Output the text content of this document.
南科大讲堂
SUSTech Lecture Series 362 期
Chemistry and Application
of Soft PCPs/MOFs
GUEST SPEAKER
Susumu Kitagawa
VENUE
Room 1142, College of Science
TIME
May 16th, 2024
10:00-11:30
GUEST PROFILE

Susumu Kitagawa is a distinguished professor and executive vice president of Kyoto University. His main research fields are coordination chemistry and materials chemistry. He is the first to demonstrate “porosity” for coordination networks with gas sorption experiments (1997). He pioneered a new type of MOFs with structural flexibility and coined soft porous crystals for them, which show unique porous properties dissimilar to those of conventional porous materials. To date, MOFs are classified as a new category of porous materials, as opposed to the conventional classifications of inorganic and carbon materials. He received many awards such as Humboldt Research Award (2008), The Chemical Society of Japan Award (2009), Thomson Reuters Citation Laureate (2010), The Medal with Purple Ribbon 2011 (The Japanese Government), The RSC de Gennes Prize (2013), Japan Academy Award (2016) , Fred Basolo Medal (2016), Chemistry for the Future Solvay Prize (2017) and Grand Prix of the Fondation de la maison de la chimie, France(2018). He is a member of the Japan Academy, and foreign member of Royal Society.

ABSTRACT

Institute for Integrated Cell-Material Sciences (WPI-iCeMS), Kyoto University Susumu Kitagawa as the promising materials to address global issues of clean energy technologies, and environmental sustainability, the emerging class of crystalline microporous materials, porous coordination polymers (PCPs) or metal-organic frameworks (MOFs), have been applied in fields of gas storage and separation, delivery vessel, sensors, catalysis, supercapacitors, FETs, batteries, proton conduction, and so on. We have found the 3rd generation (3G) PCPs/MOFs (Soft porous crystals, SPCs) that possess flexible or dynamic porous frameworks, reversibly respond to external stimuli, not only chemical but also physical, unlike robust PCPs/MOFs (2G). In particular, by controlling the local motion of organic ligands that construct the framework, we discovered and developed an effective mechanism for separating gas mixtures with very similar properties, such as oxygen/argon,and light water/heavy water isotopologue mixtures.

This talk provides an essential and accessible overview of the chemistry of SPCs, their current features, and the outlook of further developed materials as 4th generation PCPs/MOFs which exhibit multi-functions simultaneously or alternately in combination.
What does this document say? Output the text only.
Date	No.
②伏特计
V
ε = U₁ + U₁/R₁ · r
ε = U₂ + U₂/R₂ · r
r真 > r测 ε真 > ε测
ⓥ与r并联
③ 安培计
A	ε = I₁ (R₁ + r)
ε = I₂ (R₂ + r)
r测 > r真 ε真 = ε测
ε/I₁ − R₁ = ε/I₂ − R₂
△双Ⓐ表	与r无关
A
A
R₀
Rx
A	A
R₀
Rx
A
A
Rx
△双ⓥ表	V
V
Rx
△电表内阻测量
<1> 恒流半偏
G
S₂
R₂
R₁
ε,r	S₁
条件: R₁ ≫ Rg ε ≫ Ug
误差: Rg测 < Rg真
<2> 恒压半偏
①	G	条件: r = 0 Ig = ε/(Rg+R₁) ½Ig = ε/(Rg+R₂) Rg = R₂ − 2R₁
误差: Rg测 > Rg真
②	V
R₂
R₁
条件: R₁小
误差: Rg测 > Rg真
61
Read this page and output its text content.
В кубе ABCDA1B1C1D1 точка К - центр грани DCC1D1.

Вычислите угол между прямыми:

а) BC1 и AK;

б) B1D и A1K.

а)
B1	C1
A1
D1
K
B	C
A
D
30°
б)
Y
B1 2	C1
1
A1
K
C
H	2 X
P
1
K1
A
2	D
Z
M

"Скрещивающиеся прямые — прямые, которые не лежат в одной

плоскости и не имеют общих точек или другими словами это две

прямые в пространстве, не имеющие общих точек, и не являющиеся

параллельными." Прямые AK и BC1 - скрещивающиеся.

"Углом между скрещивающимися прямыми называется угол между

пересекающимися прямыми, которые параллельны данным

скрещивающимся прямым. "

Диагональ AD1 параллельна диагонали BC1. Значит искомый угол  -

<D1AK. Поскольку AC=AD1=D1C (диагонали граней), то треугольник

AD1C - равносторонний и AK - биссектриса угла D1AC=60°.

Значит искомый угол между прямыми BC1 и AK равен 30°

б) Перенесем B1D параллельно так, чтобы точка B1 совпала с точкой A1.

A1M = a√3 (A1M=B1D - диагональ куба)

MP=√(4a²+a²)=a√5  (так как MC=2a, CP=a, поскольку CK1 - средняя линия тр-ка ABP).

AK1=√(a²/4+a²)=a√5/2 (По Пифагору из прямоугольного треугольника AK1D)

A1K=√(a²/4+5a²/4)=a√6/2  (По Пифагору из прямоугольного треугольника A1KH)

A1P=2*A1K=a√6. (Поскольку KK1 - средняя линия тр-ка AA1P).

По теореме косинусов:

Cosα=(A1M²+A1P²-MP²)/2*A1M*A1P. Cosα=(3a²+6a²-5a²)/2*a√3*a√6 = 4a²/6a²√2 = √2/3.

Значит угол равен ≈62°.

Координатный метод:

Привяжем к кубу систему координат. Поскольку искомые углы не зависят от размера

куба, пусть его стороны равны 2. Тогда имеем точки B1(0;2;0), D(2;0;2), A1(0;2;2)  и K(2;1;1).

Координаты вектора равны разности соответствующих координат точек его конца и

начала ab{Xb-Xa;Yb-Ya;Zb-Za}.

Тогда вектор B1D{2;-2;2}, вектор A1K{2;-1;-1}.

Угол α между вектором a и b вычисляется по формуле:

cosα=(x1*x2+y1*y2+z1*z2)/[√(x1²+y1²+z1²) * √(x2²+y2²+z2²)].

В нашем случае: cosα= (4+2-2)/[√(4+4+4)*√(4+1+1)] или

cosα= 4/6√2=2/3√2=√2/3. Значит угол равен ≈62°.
•••
- **What is required**
Using the material above, reproduce exactly the line that contains "Read this page and output its text content." and all lines after it through the last one, and only those.

- **Result of this task**
Read this page and output its text content.
В кубе ABCDA1B1C1D1 точка К - центр грани DCC1D1.

Вычислите угол между прямыми:

а) BC1 и AK;

б) B1D и A1K.

а)
B1	C1
A1
D1
K
B	C
A
D
30°
б)
Y
B1 2	C1
1
A1
K
C
H	2 X
P
1
K1
A
2	D
Z
M

"Скрещивающиеся прямые — прямые, которые не лежат в одной

плоскости и не имеют общих точек или другими словами это две

прямые в пространстве, не имеющие общих точек, и не являющиеся

параллельными." Прямые AK и BC1 - скрещивающиеся.

"Углом между скрещивающимися прямыми называется угол между

пересекающимися прямыми, которые параллельны данным

скрещивающимся прямым. "

Диагональ AD1 параллельна диагонали BC1. Значит искомый угол  -

<D1AK. Поскольку AC=AD1=D1C (диагонали граней), то треугольник

AD1C - равносторонний и AK - биссектриса угла D1AC=60°.

Значит искомый угол между прямыми BC1 и AK равен 30°

б) Перенесем B1D параллельно так, чтобы точка B1 совпала с точкой A1.

A1M = a√3 (A1M=B1D - диагональ куба)

MP=√(4a²+a²)=a√5  (так как MC=2a, CP=a, поскольку CK1 - средняя линия тр-ка ABP).

AK1=√(a²/4+a²)=a√5/2 (По Пифагору из прямоугольного треугольника AK1D)

A1K=√(a²/4+5a²/4)=a√6/2  (По Пифагору из прямоугольного треугольника A1KH)

A1P=2*A1K=a√6. (Поскольку KK1 - средняя линия тр-ка AA1P).

По теореме косинусов:

Cosα=(A1M²+A1P²-MP²)/2*A1M*A1P. Cosα=(3a²+6a²-5a²)/2*a√3*a√6 = 4a²/6a²√2 = √2/3.

Значит угол равен ≈62°.

Координатный метод:

Привяжем к кубу систему координат. Поскольку искомые углы не зависят от размера

куба, пусть его стороны равны 2. Тогда имеем точки B1(0;2;0), D(2;0;2), A1(0;2;2)  и K(2;1;1).

Координаты вектора равны разности соответствующих координат точек его конца и

начала ab{Xb-Xa;Yb-Ya;Zb-Za}.

Тогда вектор B1D{2;-2;2}, вектор A1K{2;-1;-1}.

Угол α между вектором a и b вычисляется по формуле:

cosα=(x1*x2+y1*y2+z1*z2)/[√(x1²+y1²+z1²) * √(x2²+y2²+z2²)].

В нашем случае: cosα= (4+2-2)/[√(4+4+4)*√(4+1+1)] или

cosα= 4/6√2=2/3√2=√2/3. Значит угол равен ≈62°.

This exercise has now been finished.